• **GIVEN TASK**: Please report every line from the material that contains the word "title".

• **Dataset items**:

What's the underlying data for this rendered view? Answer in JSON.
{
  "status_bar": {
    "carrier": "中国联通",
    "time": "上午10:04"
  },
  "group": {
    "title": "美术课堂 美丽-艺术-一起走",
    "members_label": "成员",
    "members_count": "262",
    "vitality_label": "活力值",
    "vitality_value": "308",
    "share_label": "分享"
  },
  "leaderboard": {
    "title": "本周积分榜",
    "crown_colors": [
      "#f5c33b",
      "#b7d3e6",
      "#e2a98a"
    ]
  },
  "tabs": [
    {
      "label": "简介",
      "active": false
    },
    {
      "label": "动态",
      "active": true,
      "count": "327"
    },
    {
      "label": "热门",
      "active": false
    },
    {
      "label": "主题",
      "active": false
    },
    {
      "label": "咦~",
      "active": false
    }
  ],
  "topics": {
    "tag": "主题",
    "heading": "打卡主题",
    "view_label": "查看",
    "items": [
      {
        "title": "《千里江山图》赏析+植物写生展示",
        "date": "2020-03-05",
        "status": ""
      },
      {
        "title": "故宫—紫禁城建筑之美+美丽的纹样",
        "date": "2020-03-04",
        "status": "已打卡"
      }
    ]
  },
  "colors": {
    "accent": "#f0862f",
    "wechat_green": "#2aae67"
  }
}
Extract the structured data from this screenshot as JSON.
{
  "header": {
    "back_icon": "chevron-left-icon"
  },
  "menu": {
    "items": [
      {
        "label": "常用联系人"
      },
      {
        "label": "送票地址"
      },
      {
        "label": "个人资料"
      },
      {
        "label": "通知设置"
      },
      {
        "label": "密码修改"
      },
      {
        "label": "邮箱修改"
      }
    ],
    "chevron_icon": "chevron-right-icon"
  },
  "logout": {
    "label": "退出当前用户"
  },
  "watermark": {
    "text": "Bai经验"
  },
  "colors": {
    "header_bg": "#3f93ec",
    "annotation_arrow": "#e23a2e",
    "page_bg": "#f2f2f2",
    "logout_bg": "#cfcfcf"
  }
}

• **EXERCISE RESULT**:
    "title": "美术课堂 美丽-艺术-一起走",
    "title": "本周积分榜",
        "title": "《千里江山图》赏析+植物写生展示",
        "title": "故宫—紫禁城建筑之美+美丽的纹样",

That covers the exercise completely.